= Source material =

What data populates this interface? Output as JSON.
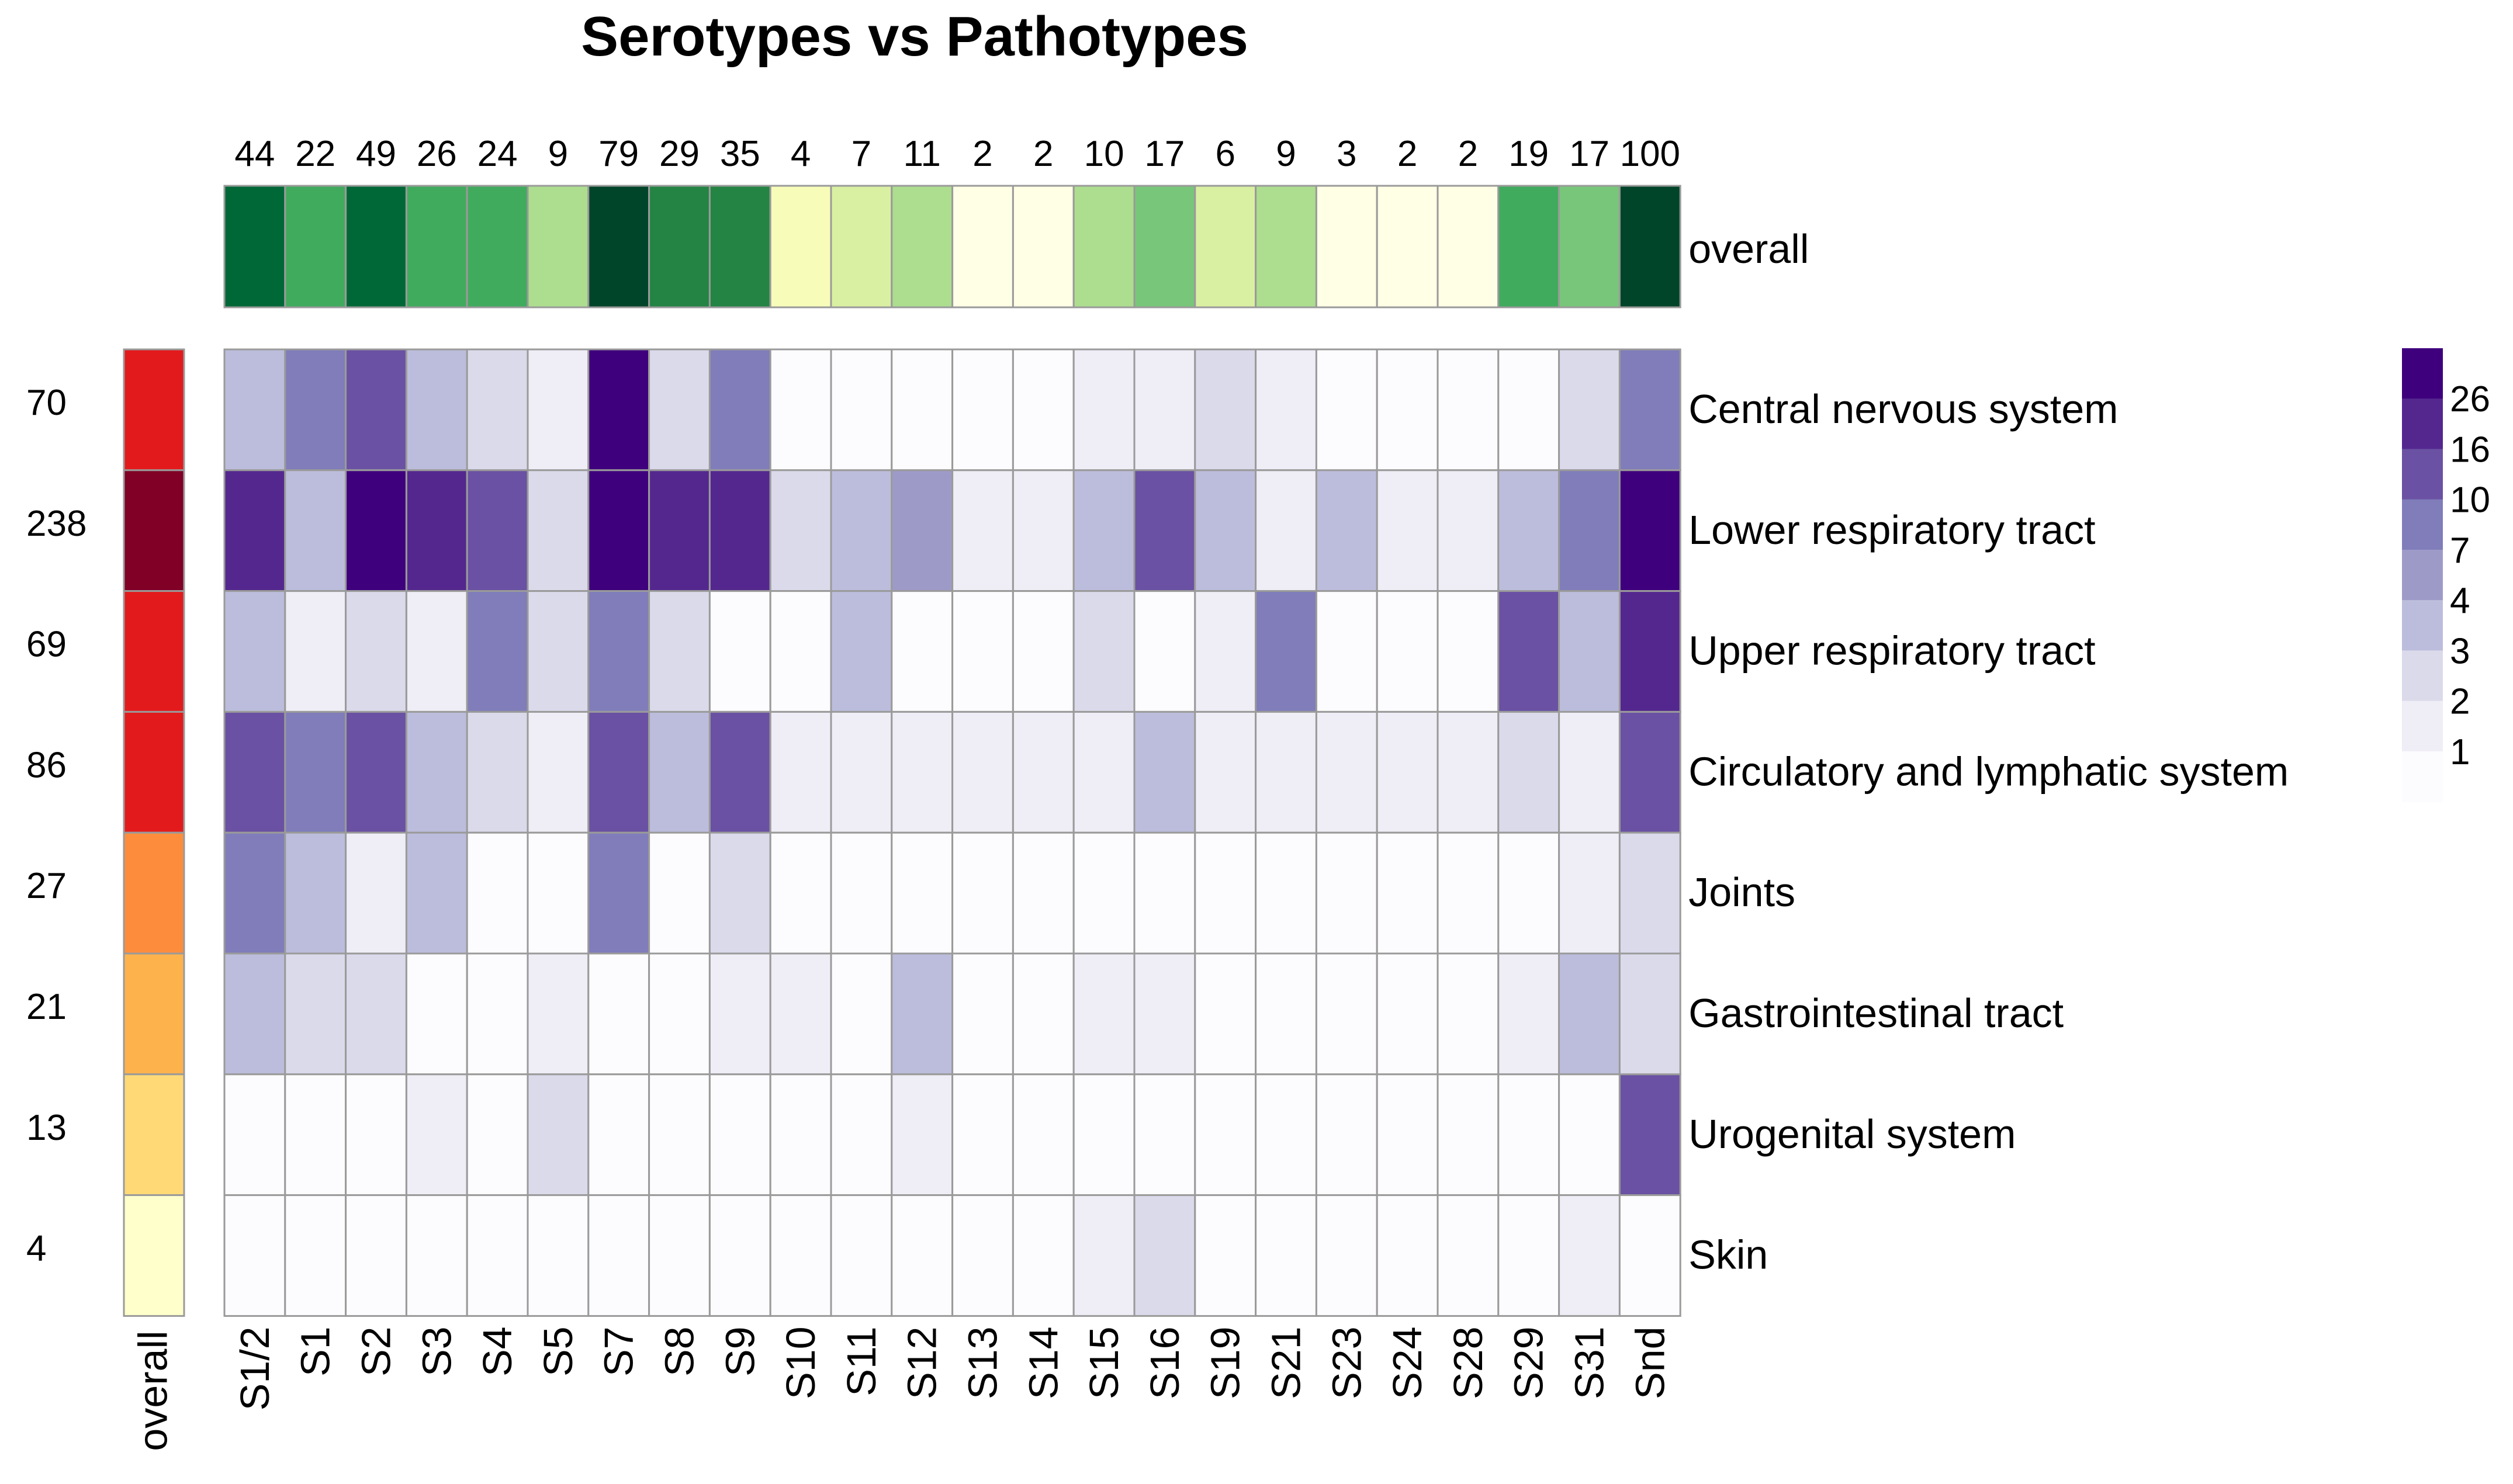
{
  "chart_data": {
    "type": "heatmap",
    "title": "Serotypes vs Pathotypes",
    "columns": [
      "S1/2",
      "S1",
      "S2",
      "S3",
      "S4",
      "S5",
      "S7",
      "S8",
      "S9",
      "S10",
      "S11",
      "S12",
      "S13",
      "S14",
      "S15",
      "S16",
      "S19",
      "S21",
      "S23",
      "S24",
      "S28",
      "S29",
      "S31",
      "Snd"
    ],
    "column_totals": [
      44,
      22,
      49,
      26,
      24,
      9,
      79,
      29,
      35,
      4,
      7,
      11,
      2,
      2,
      10,
      17,
      6,
      9,
      3,
      2,
      2,
      19,
      17,
      100
    ],
    "top_annotation_label": "overall",
    "rows": [
      "Central nervous system",
      "Lower respiratory tract",
      "Upper respiratory tract",
      "Circulatory and lymphatic system",
      "Joints",
      "Gastrointestinal tract",
      "Urogenital system",
      "Skin"
    ],
    "row_totals": [
      70,
      238,
      69,
      86,
      27,
      21,
      13,
      4
    ],
    "left_annotation_label": "overall",
    "matrix": [
      [
        3,
        5,
        7,
        3,
        2,
        1,
        16,
        2,
        5,
        0,
        0,
        0,
        0,
        0,
        1,
        1,
        2,
        1,
        0,
        0,
        0,
        0,
        2,
        5
      ],
      [
        10,
        3,
        16,
        10,
        7,
        2,
        16,
        10,
        10,
        2,
        3,
        4,
        1,
        1,
        3,
        7,
        3,
        1,
        3,
        1,
        1,
        3,
        5,
        26
      ],
      [
        3,
        1,
        2,
        1,
        5,
        2,
        5,
        2,
        0,
        0,
        3,
        0,
        0,
        0,
        2,
        0,
        1,
        5,
        0,
        0,
        0,
        7,
        3,
        10
      ],
      [
        7,
        5,
        7,
        3,
        2,
        1,
        7,
        3,
        7,
        1,
        1,
        1,
        1,
        1,
        1,
        3,
        1,
        1,
        1,
        1,
        1,
        2,
        1,
        7
      ],
      [
        5,
        3,
        1,
        3,
        0,
        0,
        5,
        0,
        2,
        0,
        0,
        0,
        0,
        0,
        0,
        0,
        0,
        0,
        0,
        0,
        0,
        0,
        1,
        2
      ],
      [
        3,
        2,
        2,
        0,
        0,
        1,
        0,
        0,
        1,
        1,
        0,
        3,
        0,
        0,
        1,
        1,
        0,
        0,
        0,
        0,
        0,
        1,
        3,
        2
      ],
      [
        0,
        0,
        0,
        1,
        0,
        2,
        0,
        0,
        0,
        0,
        0,
        1,
        0,
        0,
        0,
        0,
        0,
        0,
        0,
        0,
        0,
        0,
        0,
        7
      ],
      [
        0,
        0,
        0,
        0,
        0,
        0,
        0,
        0,
        0,
        0,
        0,
        0,
        0,
        0,
        1,
        2,
        0,
        0,
        0,
        0,
        0,
        0,
        1,
        0
      ]
    ],
    "legend": {
      "ticks": [
        "26",
        "16",
        "10",
        "7",
        "4",
        "3",
        "2",
        "1"
      ],
      "scale_steps": [
        0,
        1,
        2,
        3,
        4,
        5,
        7,
        10,
        16,
        26
      ],
      "colors": [
        "#fcfbfd",
        "#efedf5",
        "#dadaeb",
        "#bcbddc",
        "#9e9ac8",
        "#807dba",
        "#6a51a3",
        "#54278f",
        "#3f007d"
      ]
    },
    "overall_colors": {
      "columns": [
        "#006837",
        "#41ab5d",
        "#006837",
        "#41ab5d",
        "#41ab5d",
        "#addd8e",
        "#004529",
        "#238443",
        "#238443",
        "#f7fcb9",
        "#d9f0a3",
        "#addd8e",
        "#ffffe5",
        "#ffffe5",
        "#addd8e",
        "#78c679",
        "#d9f0a3",
        "#addd8e",
        "#ffffe5",
        "#ffffe5",
        "#ffffe5",
        "#41ab5d",
        "#78c679",
        "#004529"
      ],
      "rows": [
        "#e31a1c",
        "#800026",
        "#e31a1c",
        "#e31a1c",
        "#fd8d3c",
        "#feb24c",
        "#fed976",
        "#ffffcc"
      ]
    }
  }
}
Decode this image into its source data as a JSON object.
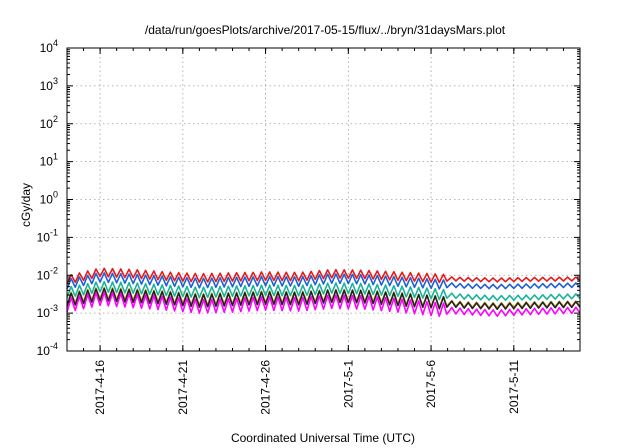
{
  "chart_data": {
    "type": "line",
    "title": "/data/run/goesPlots/archive/2017-05-15/flux/../bryn/31daysMars.plot",
    "xlabel": "Coordinated Universal Time (UTC)",
    "ylabel": "cGy/day",
    "yscale": "log",
    "ylim": [
      0.0001,
      10000
    ],
    "xlim": [
      "2017-04-14",
      "2017-05-15"
    ],
    "grid": true,
    "y_ticks": [
      {
        "base": "10",
        "exp": "-4",
        "value": 0.0001
      },
      {
        "base": "10",
        "exp": "-3",
        "value": 0.001
      },
      {
        "base": "10",
        "exp": "-2",
        "value": 0.01
      },
      {
        "base": "10",
        "exp": "-1",
        "value": 0.1
      },
      {
        "base": "10",
        "exp": "0",
        "value": 1
      },
      {
        "base": "10",
        "exp": "1",
        "value": 10
      },
      {
        "base": "10",
        "exp": "2",
        "value": 100
      },
      {
        "base": "10",
        "exp": "3",
        "value": 1000
      },
      {
        "base": "10",
        "exp": "4",
        "value": 10000
      }
    ],
    "x_ticks": [
      {
        "label": "2017-4-16",
        "date": "2017-04-16"
      },
      {
        "label": "2017-4-21",
        "date": "2017-04-21"
      },
      {
        "label": "2017-4-26",
        "date": "2017-04-26"
      },
      {
        "label": "2017-5-1",
        "date": "2017-05-01"
      },
      {
        "label": "2017-5-6",
        "date": "2017-05-06"
      },
      {
        "label": "2017-5-11",
        "date": "2017-05-11"
      }
    ],
    "series": [
      {
        "color": "#e41a1c",
        "points": [
          [
            "2017-04-14",
            0.0075
          ],
          [
            "2017-04-16",
            0.012
          ],
          [
            "2017-04-18",
            0.011
          ],
          [
            "2017-04-20",
            0.0095
          ],
          [
            "2017-04-22",
            0.0085
          ],
          [
            "2017-04-24",
            0.009
          ],
          [
            "2017-04-26",
            0.0095
          ],
          [
            "2017-04-28",
            0.0092
          ],
          [
            "2017-04-30",
            0.011
          ],
          [
            "2017-05-02",
            0.0105
          ],
          [
            "2017-05-04",
            0.0095
          ],
          [
            "2017-05-06",
            0.0085
          ],
          [
            "2017-05-08",
            0.0078
          ],
          [
            "2017-05-10",
            0.0075
          ],
          [
            "2017-05-12",
            0.0078
          ],
          [
            "2017-05-15",
            0.008
          ]
        ]
      },
      {
        "color": "#1f5fd6",
        "points": [
          [
            "2017-04-14",
            0.0058
          ],
          [
            "2017-04-16",
            0.0088
          ],
          [
            "2017-04-18",
            0.008
          ],
          [
            "2017-04-20",
            0.007
          ],
          [
            "2017-04-22",
            0.0062
          ],
          [
            "2017-04-24",
            0.0066
          ],
          [
            "2017-04-26",
            0.007
          ],
          [
            "2017-04-28",
            0.0068
          ],
          [
            "2017-04-30",
            0.0082
          ],
          [
            "2017-05-02",
            0.0078
          ],
          [
            "2017-05-04",
            0.0068
          ],
          [
            "2017-05-06",
            0.006
          ],
          [
            "2017-05-08",
            0.0052
          ],
          [
            "2017-05-10",
            0.005
          ],
          [
            "2017-05-12",
            0.0052
          ],
          [
            "2017-05-15",
            0.0055
          ]
        ]
      },
      {
        "color": "#17b39b",
        "points": [
          [
            "2017-04-14",
            0.0035
          ],
          [
            "2017-04-16",
            0.005
          ],
          [
            "2017-04-18",
            0.0046
          ],
          [
            "2017-04-20",
            0.004
          ],
          [
            "2017-04-22",
            0.0035
          ],
          [
            "2017-04-24",
            0.0038
          ],
          [
            "2017-04-26",
            0.004
          ],
          [
            "2017-04-28",
            0.0039
          ],
          [
            "2017-04-30",
            0.0046
          ],
          [
            "2017-05-02",
            0.0044
          ],
          [
            "2017-05-04",
            0.0038
          ],
          [
            "2017-05-06",
            0.0033
          ],
          [
            "2017-05-08",
            0.0027
          ],
          [
            "2017-05-10",
            0.0025
          ],
          [
            "2017-05-12",
            0.0026
          ],
          [
            "2017-05-15",
            0.0028
          ]
        ]
      },
      {
        "color": "#d4a02a",
        "points": [
          [
            "2017-04-14",
            0.0024
          ],
          [
            "2017-04-16",
            0.0034
          ],
          [
            "2017-04-18",
            0.0031
          ],
          [
            "2017-04-20",
            0.0027
          ],
          [
            "2017-04-22",
            0.0023
          ],
          [
            "2017-04-24",
            0.0025
          ],
          [
            "2017-04-26",
            0.0027
          ],
          [
            "2017-04-28",
            0.0026
          ],
          [
            "2017-04-30",
            0.003
          ],
          [
            "2017-05-02",
            0.0029
          ],
          [
            "2017-05-04",
            0.0025
          ],
          [
            "2017-05-06",
            0.0021
          ],
          [
            "2017-05-08",
            0.0017
          ],
          [
            "2017-05-10",
            0.0016
          ],
          [
            "2017-05-12",
            0.0017
          ],
          [
            "2017-05-15",
            0.0018
          ]
        ]
      },
      {
        "color": "#222222",
        "points": [
          [
            "2017-04-14",
            0.0022
          ],
          [
            "2017-04-16",
            0.0031
          ],
          [
            "2017-04-18",
            0.0028
          ],
          [
            "2017-04-20",
            0.0025
          ],
          [
            "2017-04-22",
            0.0021
          ],
          [
            "2017-04-24",
            0.0023
          ],
          [
            "2017-04-26",
            0.0025
          ],
          [
            "2017-04-28",
            0.0024
          ],
          [
            "2017-04-30",
            0.0028
          ],
          [
            "2017-05-02",
            0.0027
          ],
          [
            "2017-05-04",
            0.0023
          ],
          [
            "2017-05-06",
            0.002
          ],
          [
            "2017-05-08",
            0.0016
          ],
          [
            "2017-05-10",
            0.0015
          ],
          [
            "2017-05-12",
            0.0016
          ],
          [
            "2017-05-15",
            0.0017
          ]
        ]
      },
      {
        "color": "#ff00ff",
        "points": [
          [
            "2017-04-14",
            0.0016
          ],
          [
            "2017-04-16",
            0.0024
          ],
          [
            "2017-04-18",
            0.0021
          ],
          [
            "2017-04-20",
            0.0018
          ],
          [
            "2017-04-22",
            0.0015
          ],
          [
            "2017-04-24",
            0.0016
          ],
          [
            "2017-04-26",
            0.0018
          ],
          [
            "2017-04-28",
            0.0017
          ],
          [
            "2017-04-30",
            0.002
          ],
          [
            "2017-05-02",
            0.0019
          ],
          [
            "2017-05-04",
            0.0016
          ],
          [
            "2017-05-06",
            0.0013
          ],
          [
            "2017-05-08",
            0.0011
          ],
          [
            "2017-05-10",
            0.001
          ],
          [
            "2017-05-12",
            0.0011
          ],
          [
            "2017-05-15",
            0.0012
          ]
        ]
      }
    ]
  }
}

= What is being asked =
Filter the records above for "tract" and copy every matching line.

= Complete answer =
      "Lower respiratory tract",
      "Upper respiratory tract",
      "Gastrointestinal tract",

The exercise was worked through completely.